▸ **WHAT THE EXERCISE ASKS**
Select the lines that hold the word "this" and copy each one.

▸ **TASK MATERIAL**
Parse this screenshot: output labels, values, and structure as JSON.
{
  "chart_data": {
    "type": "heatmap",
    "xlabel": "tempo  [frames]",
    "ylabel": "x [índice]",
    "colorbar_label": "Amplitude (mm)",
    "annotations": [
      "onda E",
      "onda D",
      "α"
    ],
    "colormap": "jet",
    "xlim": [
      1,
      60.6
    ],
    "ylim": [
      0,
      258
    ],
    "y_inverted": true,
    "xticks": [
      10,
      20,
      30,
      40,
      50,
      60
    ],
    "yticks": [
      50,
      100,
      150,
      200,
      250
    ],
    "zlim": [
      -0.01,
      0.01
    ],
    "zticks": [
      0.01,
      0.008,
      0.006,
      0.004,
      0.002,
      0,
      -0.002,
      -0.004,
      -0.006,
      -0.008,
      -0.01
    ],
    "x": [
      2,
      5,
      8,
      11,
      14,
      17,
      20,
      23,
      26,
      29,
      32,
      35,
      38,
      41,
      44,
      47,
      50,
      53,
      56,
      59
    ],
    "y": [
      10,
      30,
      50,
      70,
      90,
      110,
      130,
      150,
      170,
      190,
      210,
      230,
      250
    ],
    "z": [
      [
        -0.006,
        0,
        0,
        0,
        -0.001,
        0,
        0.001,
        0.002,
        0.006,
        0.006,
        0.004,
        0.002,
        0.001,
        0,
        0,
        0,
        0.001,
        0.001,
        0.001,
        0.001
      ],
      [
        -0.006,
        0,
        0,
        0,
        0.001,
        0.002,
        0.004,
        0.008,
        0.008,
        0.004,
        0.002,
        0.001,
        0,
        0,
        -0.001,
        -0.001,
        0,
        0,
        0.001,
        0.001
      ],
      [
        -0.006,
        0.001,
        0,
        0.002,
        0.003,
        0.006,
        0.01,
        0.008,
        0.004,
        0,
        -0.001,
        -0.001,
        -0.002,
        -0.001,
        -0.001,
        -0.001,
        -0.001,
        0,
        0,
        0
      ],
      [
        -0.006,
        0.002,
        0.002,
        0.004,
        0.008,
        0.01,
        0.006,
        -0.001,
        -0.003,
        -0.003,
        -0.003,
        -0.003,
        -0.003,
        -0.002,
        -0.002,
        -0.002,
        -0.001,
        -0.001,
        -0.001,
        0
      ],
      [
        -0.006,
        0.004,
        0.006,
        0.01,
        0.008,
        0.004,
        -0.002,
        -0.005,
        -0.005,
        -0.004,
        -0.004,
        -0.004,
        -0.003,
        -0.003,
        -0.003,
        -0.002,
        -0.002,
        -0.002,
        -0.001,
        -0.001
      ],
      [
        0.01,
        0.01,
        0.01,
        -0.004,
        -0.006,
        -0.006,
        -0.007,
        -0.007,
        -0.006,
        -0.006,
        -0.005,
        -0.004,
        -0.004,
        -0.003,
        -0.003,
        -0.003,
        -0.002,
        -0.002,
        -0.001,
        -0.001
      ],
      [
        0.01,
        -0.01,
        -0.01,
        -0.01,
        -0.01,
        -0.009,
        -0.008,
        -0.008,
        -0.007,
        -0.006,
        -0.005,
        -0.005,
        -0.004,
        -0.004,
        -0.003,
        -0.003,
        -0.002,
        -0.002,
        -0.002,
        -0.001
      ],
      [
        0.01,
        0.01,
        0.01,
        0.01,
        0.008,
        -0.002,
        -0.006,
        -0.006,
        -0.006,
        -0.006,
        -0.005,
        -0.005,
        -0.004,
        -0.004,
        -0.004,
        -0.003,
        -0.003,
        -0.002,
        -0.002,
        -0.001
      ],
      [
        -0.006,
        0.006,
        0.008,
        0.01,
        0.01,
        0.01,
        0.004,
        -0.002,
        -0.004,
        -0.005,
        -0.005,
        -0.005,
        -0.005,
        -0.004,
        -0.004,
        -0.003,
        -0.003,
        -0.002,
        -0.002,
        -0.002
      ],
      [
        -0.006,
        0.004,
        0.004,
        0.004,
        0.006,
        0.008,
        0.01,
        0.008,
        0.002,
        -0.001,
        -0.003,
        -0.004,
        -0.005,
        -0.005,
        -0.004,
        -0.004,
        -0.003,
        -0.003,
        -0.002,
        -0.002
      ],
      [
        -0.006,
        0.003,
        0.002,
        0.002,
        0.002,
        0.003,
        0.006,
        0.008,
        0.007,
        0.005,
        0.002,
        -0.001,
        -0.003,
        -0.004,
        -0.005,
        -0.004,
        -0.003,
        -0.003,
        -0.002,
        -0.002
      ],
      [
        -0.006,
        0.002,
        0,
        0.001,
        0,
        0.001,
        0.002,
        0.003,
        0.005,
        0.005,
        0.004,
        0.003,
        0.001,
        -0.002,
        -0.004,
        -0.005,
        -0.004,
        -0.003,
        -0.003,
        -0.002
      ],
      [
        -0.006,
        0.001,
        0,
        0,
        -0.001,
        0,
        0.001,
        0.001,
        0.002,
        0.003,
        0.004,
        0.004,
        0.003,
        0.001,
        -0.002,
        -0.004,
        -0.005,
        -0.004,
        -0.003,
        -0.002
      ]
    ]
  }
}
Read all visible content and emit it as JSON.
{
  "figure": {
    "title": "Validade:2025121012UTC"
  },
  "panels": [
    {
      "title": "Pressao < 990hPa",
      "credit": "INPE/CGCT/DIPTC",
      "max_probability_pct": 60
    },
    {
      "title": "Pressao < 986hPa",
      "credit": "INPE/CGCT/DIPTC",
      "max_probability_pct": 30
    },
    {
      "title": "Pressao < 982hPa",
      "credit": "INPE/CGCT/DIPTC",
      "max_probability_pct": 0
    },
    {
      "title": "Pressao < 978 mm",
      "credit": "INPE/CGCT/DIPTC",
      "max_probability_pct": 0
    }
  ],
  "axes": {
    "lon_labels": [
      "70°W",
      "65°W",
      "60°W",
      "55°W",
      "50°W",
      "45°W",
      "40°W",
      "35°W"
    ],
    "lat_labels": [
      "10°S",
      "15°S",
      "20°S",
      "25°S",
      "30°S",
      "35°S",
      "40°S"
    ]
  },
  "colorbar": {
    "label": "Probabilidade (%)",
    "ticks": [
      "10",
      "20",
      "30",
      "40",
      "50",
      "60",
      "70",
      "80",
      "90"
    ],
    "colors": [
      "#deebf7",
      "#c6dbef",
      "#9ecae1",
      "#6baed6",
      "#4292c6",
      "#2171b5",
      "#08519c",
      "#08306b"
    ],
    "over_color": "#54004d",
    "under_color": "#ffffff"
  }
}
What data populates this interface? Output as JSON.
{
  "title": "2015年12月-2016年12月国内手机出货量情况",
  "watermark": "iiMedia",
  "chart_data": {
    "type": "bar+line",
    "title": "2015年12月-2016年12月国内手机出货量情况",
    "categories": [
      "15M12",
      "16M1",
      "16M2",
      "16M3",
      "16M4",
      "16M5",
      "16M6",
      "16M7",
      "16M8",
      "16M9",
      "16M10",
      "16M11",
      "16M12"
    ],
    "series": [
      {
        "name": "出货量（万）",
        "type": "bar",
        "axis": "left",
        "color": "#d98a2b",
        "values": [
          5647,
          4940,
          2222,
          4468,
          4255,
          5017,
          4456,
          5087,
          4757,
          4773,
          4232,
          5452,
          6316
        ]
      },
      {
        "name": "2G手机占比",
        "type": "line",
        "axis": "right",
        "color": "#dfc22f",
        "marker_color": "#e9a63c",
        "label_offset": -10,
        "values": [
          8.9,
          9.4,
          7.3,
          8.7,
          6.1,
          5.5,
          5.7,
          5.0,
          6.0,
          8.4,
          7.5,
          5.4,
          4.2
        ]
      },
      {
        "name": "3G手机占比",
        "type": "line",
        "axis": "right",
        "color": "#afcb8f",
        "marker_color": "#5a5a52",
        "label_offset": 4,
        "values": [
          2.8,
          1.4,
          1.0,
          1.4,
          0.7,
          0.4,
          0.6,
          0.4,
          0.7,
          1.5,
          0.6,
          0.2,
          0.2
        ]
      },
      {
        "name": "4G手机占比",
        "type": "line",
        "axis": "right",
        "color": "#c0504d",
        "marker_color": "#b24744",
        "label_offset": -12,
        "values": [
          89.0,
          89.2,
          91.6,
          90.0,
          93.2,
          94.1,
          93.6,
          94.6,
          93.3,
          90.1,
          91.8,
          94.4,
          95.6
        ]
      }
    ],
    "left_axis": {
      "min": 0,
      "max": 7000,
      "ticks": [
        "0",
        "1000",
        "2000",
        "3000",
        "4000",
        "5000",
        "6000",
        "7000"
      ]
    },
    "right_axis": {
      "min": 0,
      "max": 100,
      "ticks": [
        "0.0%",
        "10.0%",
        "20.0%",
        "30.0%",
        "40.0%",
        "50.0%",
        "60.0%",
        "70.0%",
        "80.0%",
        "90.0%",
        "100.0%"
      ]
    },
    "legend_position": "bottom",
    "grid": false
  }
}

▸ **WRITTEN RESPONSE**
Parse this screenshot: output labels, values, and structure as JSON.
What data populates this interface? Output as JSON.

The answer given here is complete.